» Materials provided:
(begin)
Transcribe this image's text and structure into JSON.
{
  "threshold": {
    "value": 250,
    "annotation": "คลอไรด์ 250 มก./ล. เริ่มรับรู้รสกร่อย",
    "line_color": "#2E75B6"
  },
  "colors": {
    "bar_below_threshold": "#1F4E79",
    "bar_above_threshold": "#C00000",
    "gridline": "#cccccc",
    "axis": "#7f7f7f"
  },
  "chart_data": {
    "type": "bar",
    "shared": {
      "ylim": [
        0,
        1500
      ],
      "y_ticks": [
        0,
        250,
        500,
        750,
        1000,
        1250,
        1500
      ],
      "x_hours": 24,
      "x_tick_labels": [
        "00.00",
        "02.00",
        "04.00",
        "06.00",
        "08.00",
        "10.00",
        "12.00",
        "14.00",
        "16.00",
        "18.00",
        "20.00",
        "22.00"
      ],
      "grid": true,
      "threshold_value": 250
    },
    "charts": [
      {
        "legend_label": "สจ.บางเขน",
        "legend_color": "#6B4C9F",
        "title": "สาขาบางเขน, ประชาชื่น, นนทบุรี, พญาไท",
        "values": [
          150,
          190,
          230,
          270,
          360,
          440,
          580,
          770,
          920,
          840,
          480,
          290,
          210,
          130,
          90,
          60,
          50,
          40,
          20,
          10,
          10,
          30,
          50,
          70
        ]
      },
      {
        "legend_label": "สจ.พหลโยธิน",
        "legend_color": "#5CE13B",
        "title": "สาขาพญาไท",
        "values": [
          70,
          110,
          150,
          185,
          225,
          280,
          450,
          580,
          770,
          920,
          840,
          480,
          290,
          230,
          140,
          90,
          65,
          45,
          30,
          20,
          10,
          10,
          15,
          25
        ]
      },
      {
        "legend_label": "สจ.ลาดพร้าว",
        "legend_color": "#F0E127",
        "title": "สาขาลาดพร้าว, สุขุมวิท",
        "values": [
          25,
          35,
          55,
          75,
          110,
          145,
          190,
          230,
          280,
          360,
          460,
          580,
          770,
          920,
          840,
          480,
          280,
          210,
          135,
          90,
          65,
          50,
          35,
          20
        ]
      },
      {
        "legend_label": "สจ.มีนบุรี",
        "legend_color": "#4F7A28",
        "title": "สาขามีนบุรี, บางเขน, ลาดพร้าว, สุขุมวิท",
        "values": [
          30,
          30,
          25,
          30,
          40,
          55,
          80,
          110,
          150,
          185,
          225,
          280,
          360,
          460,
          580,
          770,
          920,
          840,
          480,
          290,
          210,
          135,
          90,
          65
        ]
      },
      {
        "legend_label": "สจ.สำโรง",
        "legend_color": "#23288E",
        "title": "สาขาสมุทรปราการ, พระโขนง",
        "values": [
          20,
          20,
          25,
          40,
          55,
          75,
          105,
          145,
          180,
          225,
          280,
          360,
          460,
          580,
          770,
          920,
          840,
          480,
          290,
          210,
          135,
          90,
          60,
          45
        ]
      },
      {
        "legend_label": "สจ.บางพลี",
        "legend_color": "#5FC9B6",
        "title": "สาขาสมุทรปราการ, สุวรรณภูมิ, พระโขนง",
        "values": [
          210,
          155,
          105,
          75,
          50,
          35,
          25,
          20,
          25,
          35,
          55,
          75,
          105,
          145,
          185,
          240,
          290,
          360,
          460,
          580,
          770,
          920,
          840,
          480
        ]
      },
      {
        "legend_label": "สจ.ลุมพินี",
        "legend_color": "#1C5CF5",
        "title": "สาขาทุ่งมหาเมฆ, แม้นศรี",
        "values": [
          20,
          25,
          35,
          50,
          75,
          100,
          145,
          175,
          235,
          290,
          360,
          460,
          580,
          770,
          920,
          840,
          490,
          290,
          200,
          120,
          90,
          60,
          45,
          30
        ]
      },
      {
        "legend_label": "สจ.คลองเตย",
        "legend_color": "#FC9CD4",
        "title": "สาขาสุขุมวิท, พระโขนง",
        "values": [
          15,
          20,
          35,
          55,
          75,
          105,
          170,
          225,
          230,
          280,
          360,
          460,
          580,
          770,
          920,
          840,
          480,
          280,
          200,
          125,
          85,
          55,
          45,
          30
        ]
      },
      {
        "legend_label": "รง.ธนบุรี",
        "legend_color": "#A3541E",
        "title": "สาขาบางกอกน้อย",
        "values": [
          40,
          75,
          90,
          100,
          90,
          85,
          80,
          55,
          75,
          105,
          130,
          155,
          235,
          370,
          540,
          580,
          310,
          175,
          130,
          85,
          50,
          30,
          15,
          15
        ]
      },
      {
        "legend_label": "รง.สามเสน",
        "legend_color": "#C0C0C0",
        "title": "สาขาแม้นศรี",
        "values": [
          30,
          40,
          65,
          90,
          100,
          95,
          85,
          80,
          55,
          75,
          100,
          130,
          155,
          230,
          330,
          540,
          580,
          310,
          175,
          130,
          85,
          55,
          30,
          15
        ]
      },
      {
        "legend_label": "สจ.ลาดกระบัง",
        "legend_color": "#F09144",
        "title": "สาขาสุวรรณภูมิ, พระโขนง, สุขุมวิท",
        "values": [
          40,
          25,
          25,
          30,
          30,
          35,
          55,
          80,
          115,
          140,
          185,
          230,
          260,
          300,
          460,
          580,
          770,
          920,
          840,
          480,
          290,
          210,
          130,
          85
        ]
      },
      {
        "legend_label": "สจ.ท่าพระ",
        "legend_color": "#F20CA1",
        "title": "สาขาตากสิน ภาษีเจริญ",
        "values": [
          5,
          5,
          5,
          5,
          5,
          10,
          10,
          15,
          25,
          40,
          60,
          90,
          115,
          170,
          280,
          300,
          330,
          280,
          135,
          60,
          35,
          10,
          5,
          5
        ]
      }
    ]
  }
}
(end)
» What needs to be done:
Working from the material above, retype it in its entirety without change.

» Solved exercise:
Transcribe this image's text and structure into JSON.
{
  "threshold": {
    "value": 250,
    "annotation": "คลอไรด์ 250 มก./ล. เริ่มรับรู้รสกร่อย",
    "line_color": "#2E75B6"
  },
  "colors": {
    "bar_below_threshold": "#1F4E79",
    "bar_above_threshold": "#C00000",
    "gridline": "#cccccc",
    "axis": "#7f7f7f"
  },
  "chart_data": {
    "type": "bar",
    "shared": {
      "ylim": [
        0,
        1500
      ],
      "y_ticks": [
        0,
        250,
        500,
        750,
        1000,
        1250,
        1500
      ],
      "x_hours": 24,
      "x_tick_labels": [
        "00.00",
        "02.00",
        "04.00",
        "06.00",
        "08.00",
        "10.00",
        "12.00",
        "14.00",
        "16.00",
        "18.00",
        "20.00",
        "22.00"
      ],
      "grid": true,
      "threshold_value": 250
    },
    "charts": [
      {
        "legend_label": "สจ.บางเขน",
        "legend_color": "#6B4C9F",
        "title": "สาขาบางเขน, ประชาชื่น, นนทบุรี, พญาไท",
        "values": [
          150,
          190,
          230,
          270,
          360,
          440,
          580,
          770,
          920,
          840,
          480,
          290,
          210,
          130,
          90,
          60,
          50,
          40,
          20,
          10,
          10,
          30,
          50,
          70
        ]
      },
      {
        "legend_label": "สจ.พหลโยธิน",
        "legend_color": "#5CE13B",
        "title": "สาขาพญาไท",
        "values": [
          70,
          110,
          150,
          185,
          225,
          280,
          450,
          580,
          770,
          920,
          840,
          480,
          290,
          230,
          140,
          90,
          65,
          45,
          30,
          20,
          10,
          10,
          15,
          25
        ]
      },
      {
        "legend_label": "สจ.ลาดพร้าว",
        "legend_color": "#F0E127",
        "title": "สาขาลาดพร้าว, สุขุมวิท",
        "values": [
          25,
          35,
          55,
          75,
          110,
          145,
          190,
          230,
          280,
          360,
          460,
          580,
          770,
          920,
          840,
          480,
          280,
          210,
          135,
          90,
          65,
          50,
          35,
          20
        ]
      },
      {
        "legend_label": "สจ.มีนบุรี",
        "legend_color": "#4F7A28",
        "title": "สาขามีนบุรี, บางเขน, ลาดพร้าว, สุขุมวิท",
        "values": [
          30,
          30,
          25,
          30,
          40,
          55,
          80,
          110,
          150,
          185,
          225,
          280,
          360,
          460,
          580,
          770,
          920,
          840,
          480,
          290,
          210,
          135,
          90,
          65
        ]
      },
      {
        "legend_label": "สจ.สำโรง",
        "legend_color": "#23288E",
        "title": "สาขาสมุทรปราการ, พระโขนง",
        "values": [
          20,
          20,
          25,
          40,
          55,
          75,
          105,
          145,
          180,
          225,
          280,
          360,
          460,
          580,
          770,
          920,
          840,
          480,
          290,
          210,
          135,
          90,
          60,
          45
        ]
      },
      {
        "legend_label": "สจ.บางพลี",
        "legend_color": "#5FC9B6",
        "title": "สาขาสมุทรปราการ, สุวรรณภูมิ, พระโขนง",
        "values": [
          210,
          155,
          105,
          75,
          50,
          35,
          25,
          20,
          25,
          35,
          55,
          75,
          105,
          145,
          185,
          240,
          290,
          360,
          460,
          580,
          770,
          920,
          840,
          480
        ]
      },
      {
        "legend_label": "สจ.ลุมพินี",
        "legend_color": "#1C5CF5",
        "title": "สาขาทุ่งมหาเมฆ, แม้นศรี",
        "values": [
          20,
          25,
          35,
          50,
          75,
          100,
          145,
          175,
          235,
          290,
          360,
          460,
          580,
          770,
          920,
          840,
          490,
          290,
          200,
          120,
          90,
          60,
          45,
          30
        ]
      },
      {
        "legend_label": "สจ.คลองเตย",
        "legend_color": "#FC9CD4",
        "title": "สาขาสุขุมวิท, พระโขนง",
        "values": [
          15,
          20,
          35,
          55,
          75,
          105,
          170,
          225,
          230,
          280,
          360,
          460,
          580,
          770,
          920,
          840,
          480,
          280,
          200,
          125,
          85,
          55,
          45,
          30
        ]
      },
      {
        "legend_label": "รง.ธนบุรี",
        "legend_color": "#A3541E",
        "title": "สาขาบางกอกน้อย",
        "values": [
          40,
          75,
          90,
          100,
          90,
          85,
          80,
          55,
          75,
          105,
          130,
          155,
          235,
          370,
          540,
          580,
          310,
          175,
          130,
          85,
          50,
          30,
          15,
          15
        ]
      },
      {
        "legend_label": "รง.สามเสน",
        "legend_color": "#C0C0C0",
        "title": "สาขาแม้นศรี",
        "values": [
          30,
          40,
          65,
          90,
          100,
          95,
          85,
          80,
          55,
          75,
          100,
          130,
          155,
          230,
          330,
          540,
          580,
          310,
          175,
          130,
          85,
          55,
          30,
          15
        ]
      },
      {
        "legend_label": "สจ.ลาดกระบัง",
        "legend_color": "#F09144",
        "title": "สาขาสุวรรณภูมิ, พระโขนง, สุขุมวิท",
        "values": [
          40,
          25,
          25,
          30,
          30,
          35,
          55,
          80,
          115,
          140,
          185,
          230,
          260,
          300,
          460,
          580,
          770,
          920,
          840,
          480,
          290,
          210,
          130,
          85
        ]
      },
      {
        "legend_label": "สจ.ท่าพระ",
        "legend_color": "#F20CA1",
        "title": "สาขาตากสิน ภาษีเจริญ",
        "values": [
          5,
          5,
          5,
          5,
          5,
          10,
          10,
          15,
          25,
          40,
          60,
          90,
          115,
          170,
          280,
          300,
          330,
          280,
          135,
          60,
          35,
          10,
          5,
          5
        ]
      }
    ]
  }
}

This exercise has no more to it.